▸ Set problem: List each line holding the string "Почепская".

--- start Extracted information ---

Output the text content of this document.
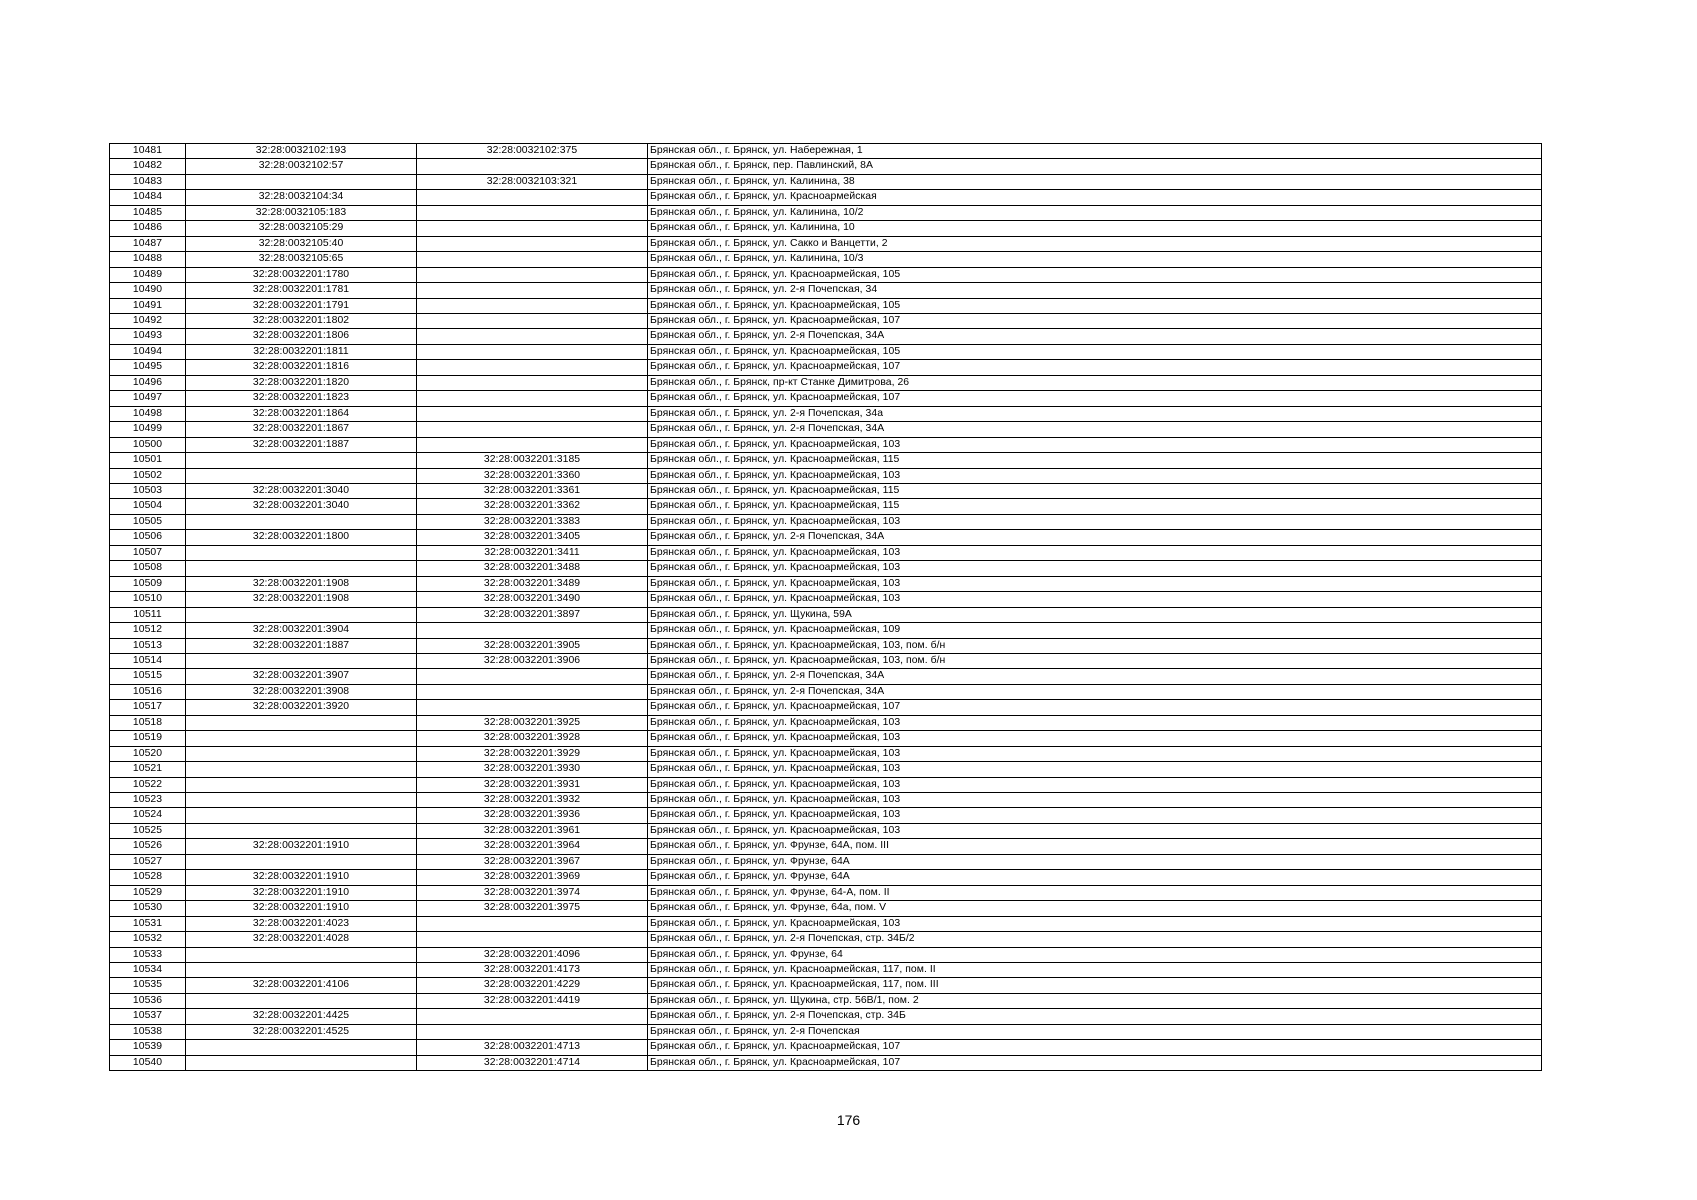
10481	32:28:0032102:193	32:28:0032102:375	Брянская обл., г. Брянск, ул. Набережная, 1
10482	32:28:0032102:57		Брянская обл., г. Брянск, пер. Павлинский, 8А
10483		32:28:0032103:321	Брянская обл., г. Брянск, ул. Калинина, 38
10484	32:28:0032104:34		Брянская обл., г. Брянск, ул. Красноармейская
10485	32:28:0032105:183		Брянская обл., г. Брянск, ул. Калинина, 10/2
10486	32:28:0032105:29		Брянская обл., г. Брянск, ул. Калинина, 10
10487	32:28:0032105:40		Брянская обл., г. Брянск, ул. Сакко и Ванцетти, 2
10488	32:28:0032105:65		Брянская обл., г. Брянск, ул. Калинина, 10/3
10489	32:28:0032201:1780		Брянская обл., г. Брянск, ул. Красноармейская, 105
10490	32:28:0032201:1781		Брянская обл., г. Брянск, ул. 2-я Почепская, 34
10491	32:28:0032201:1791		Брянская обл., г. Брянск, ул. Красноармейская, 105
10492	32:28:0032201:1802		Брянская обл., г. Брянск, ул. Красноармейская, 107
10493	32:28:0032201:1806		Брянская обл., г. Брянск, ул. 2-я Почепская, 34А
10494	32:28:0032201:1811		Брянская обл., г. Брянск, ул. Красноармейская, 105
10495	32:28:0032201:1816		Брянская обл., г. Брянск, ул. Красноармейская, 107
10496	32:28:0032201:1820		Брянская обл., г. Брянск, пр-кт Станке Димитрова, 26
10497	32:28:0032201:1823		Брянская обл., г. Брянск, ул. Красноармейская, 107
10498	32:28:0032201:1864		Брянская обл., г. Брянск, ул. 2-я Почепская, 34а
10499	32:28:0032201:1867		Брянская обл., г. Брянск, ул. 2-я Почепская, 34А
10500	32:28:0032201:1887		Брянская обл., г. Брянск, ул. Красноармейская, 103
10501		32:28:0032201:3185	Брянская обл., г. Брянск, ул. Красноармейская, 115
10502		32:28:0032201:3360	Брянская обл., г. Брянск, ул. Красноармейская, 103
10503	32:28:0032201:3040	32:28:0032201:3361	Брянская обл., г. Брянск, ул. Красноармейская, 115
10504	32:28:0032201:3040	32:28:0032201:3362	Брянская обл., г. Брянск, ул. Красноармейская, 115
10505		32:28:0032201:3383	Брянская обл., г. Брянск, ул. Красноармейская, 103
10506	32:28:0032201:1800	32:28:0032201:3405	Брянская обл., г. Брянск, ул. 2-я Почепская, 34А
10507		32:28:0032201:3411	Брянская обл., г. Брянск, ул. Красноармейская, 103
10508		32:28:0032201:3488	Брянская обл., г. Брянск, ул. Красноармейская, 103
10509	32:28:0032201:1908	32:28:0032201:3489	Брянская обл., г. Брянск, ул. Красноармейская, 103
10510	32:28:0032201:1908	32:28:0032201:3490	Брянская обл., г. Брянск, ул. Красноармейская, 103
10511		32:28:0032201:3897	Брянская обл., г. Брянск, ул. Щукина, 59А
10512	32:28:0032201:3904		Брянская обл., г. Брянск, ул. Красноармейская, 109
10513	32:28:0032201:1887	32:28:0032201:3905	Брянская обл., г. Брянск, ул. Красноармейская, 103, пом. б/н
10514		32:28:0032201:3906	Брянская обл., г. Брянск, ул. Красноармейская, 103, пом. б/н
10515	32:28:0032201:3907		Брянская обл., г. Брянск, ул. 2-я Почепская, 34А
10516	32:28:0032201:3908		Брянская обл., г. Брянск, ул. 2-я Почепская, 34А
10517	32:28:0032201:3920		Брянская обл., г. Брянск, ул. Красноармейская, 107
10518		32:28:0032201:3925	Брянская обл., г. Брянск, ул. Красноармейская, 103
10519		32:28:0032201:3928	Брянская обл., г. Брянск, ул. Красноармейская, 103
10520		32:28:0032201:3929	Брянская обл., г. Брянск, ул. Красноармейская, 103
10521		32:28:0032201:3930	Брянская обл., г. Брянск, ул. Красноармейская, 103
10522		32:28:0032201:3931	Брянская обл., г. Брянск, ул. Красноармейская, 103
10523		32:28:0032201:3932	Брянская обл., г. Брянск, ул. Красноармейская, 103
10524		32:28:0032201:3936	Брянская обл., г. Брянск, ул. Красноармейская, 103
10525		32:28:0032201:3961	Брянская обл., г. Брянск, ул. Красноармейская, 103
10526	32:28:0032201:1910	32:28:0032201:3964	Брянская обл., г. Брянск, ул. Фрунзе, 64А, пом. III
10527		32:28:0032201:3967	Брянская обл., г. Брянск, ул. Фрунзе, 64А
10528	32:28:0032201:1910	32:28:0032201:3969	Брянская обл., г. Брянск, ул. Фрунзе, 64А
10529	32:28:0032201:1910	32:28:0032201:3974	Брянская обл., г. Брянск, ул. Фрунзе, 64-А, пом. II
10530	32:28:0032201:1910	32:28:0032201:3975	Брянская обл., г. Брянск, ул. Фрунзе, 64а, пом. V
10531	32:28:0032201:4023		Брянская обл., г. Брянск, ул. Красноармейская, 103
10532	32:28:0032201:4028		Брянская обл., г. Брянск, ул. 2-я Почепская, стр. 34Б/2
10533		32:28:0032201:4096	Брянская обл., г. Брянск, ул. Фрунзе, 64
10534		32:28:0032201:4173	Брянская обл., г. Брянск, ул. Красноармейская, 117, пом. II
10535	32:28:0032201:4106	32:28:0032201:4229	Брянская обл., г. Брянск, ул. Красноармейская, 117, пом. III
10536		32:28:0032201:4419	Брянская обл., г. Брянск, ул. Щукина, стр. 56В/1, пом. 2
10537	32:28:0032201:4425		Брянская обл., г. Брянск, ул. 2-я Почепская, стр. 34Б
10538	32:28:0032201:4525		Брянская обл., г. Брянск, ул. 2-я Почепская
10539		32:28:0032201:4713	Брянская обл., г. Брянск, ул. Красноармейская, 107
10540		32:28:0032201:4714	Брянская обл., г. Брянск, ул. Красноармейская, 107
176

--- end Extracted information ---
--- start Extracted information ---

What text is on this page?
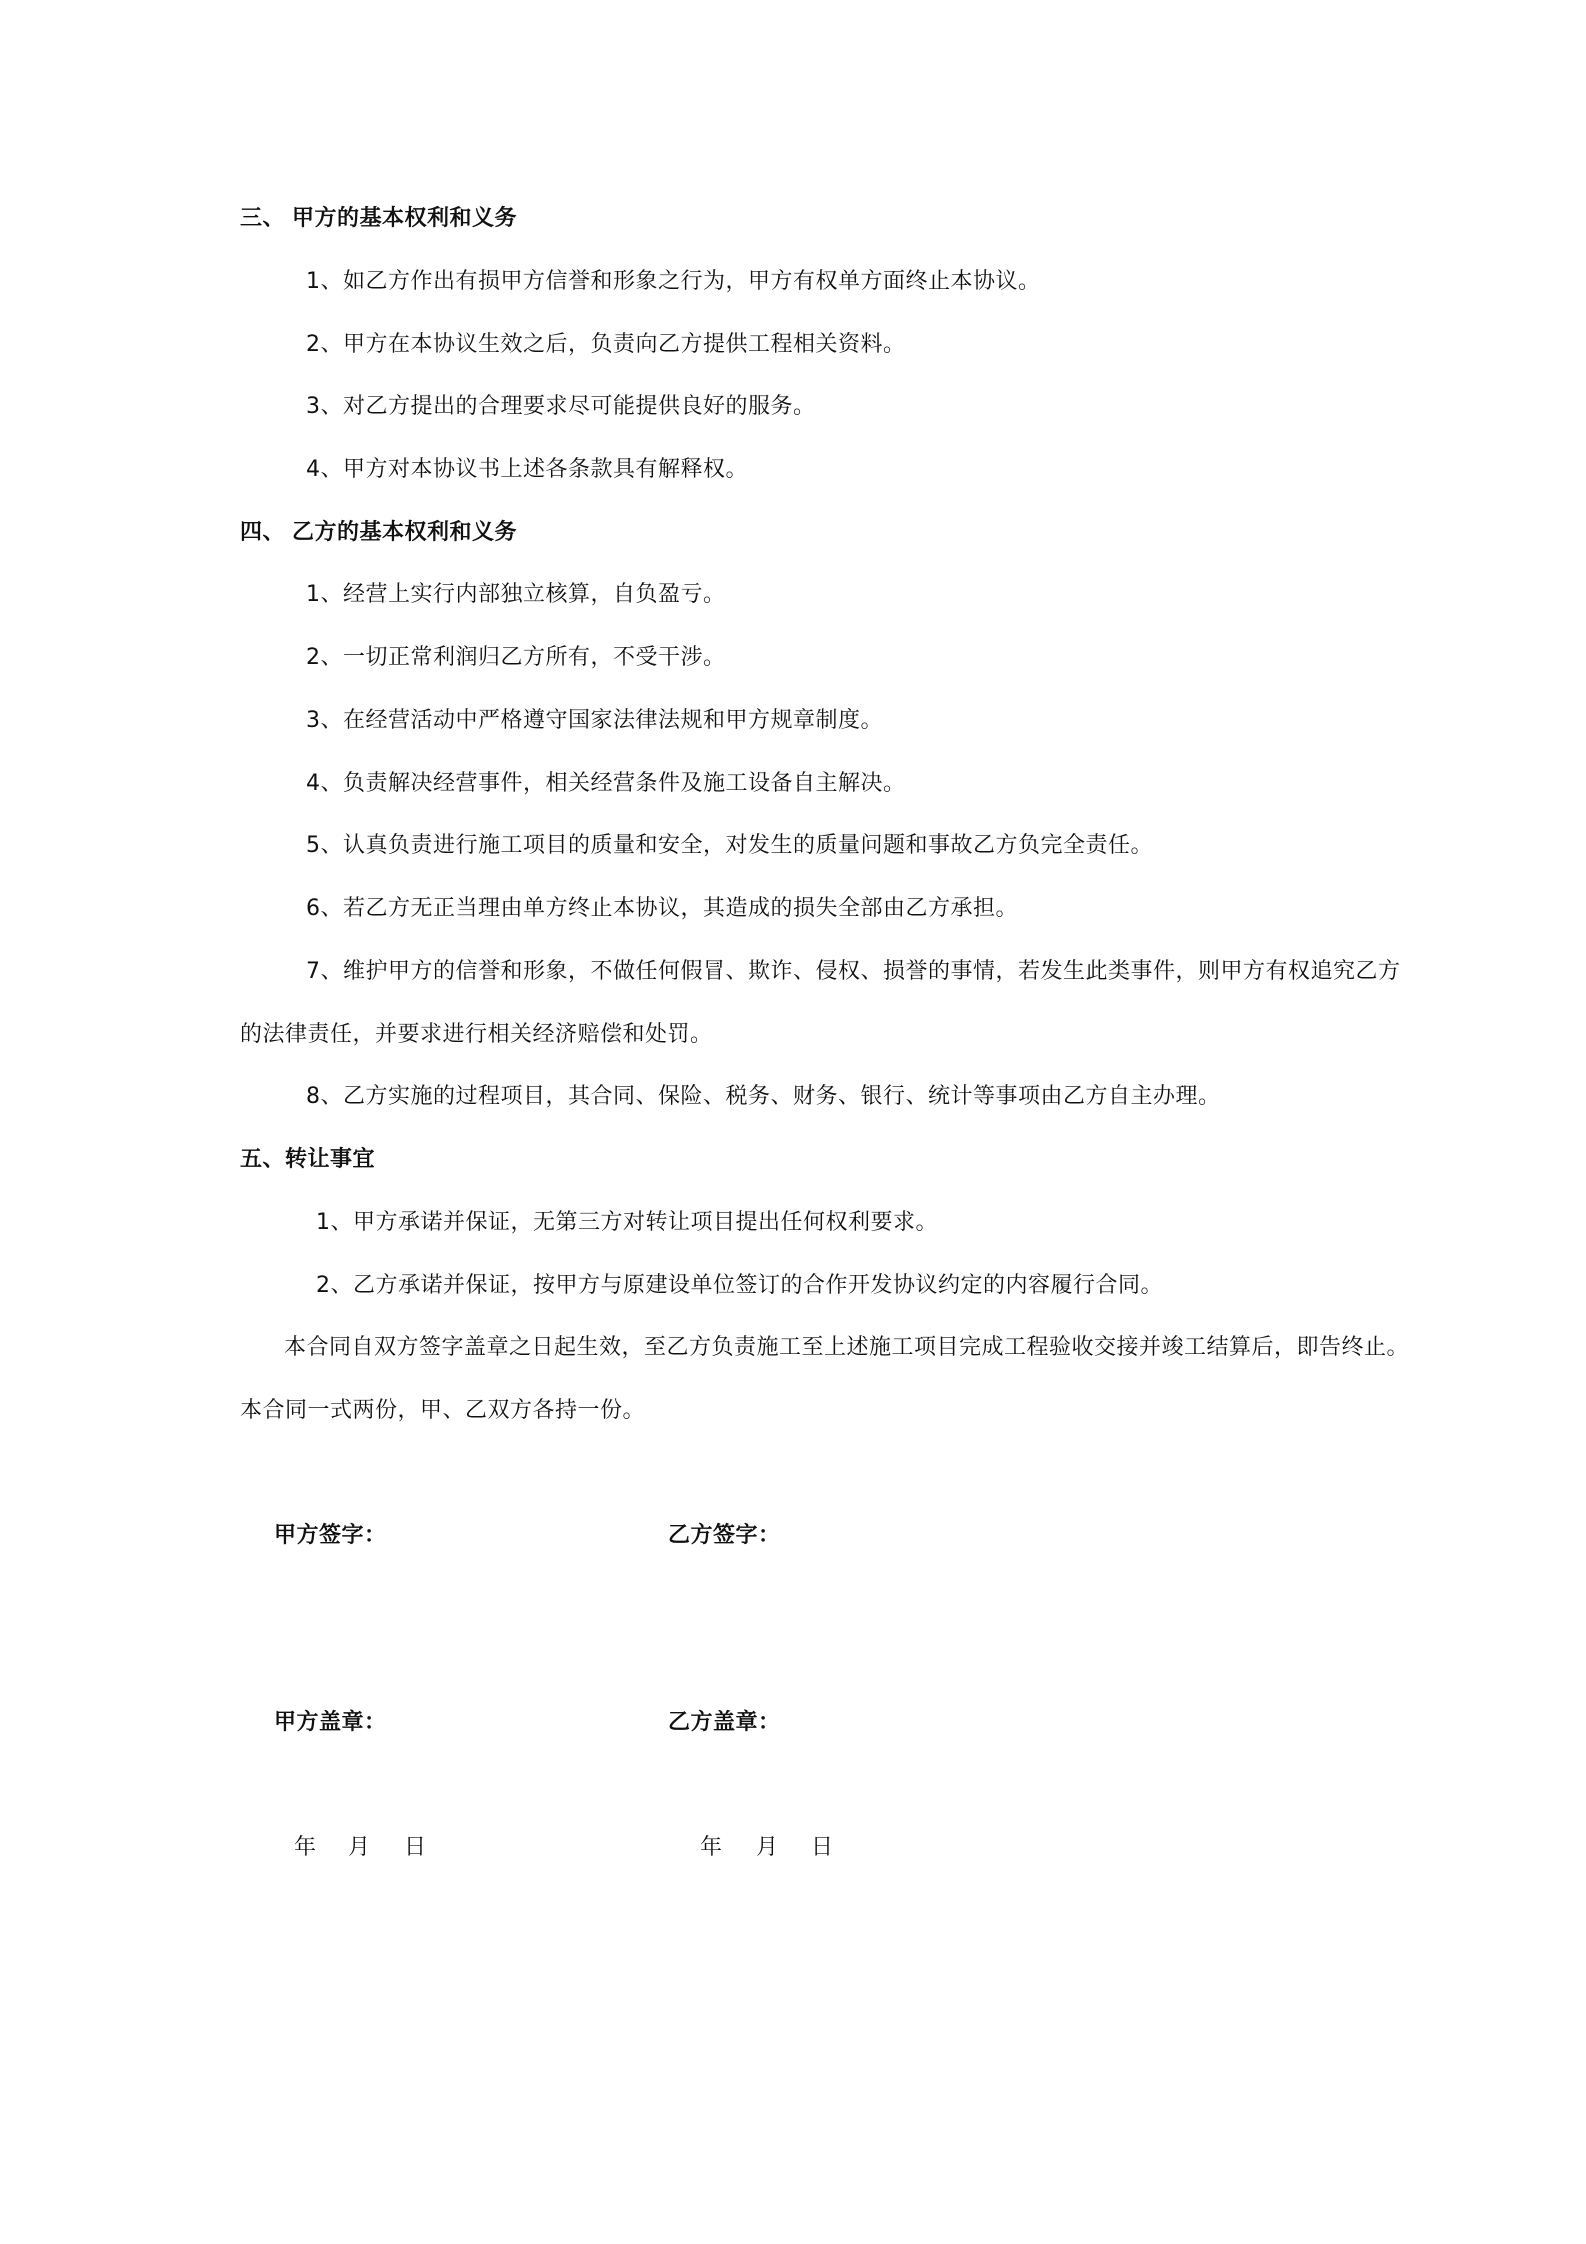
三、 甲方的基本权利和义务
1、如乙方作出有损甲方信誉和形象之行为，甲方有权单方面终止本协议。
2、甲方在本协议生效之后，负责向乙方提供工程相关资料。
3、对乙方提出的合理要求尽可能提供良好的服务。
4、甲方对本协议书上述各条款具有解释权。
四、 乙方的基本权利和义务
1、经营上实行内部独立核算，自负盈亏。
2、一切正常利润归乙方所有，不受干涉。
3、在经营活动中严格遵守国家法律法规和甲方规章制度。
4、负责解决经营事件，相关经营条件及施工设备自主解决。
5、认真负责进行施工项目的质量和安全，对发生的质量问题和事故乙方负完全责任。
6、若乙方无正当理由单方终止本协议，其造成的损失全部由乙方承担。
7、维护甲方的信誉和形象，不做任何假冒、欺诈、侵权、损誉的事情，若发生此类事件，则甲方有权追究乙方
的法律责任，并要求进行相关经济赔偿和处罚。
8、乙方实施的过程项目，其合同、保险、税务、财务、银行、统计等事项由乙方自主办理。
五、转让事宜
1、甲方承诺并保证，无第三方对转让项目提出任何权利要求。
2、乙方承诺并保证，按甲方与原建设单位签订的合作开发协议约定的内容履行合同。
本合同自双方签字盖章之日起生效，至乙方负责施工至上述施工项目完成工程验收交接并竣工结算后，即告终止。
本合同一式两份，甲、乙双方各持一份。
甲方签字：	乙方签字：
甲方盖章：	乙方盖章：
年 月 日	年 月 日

--- end Extracted information ---

▸ Answer to the task:
10490	32:28:0032201:1781		Брянская обл., г. Брянск, ул. 2-я Почепская, 34
10493	32:28:0032201:1806		Брянская обл., г. Брянск, ул. 2-я Почепская, 34А
10498	32:28:0032201:1864		Брянская обл., г. Брянск, ул. 2-я Почепская, 34а
10499	32:28:0032201:1867		Брянская обл., г. Брянск, ул. 2-я Почепская, 34А
10506	32:28:0032201:1800	32:28:0032201:3405	Брянская обл., г. Брянск, ул. 2-я Почепская, 34А
10515	32:28:0032201:3907		Брянская обл., г. Брянск, ул. 2-я Почепская, 34А
10516	32:28:0032201:3908		Брянская обл., г. Брянск, ул. 2-я Почепская, 34А
10532	32:28:0032201:4028		Брянская обл., г. Брянск, ул. 2-я Почепская, стр. 34Б/2
10537	32:28:0032201:4425		Брянская обл., г. Брянск, ул. 2-я Почепская, стр. 34Б
10538	32:28:0032201:4525		Брянская обл., г. Брянск, ул. 2-я Почепская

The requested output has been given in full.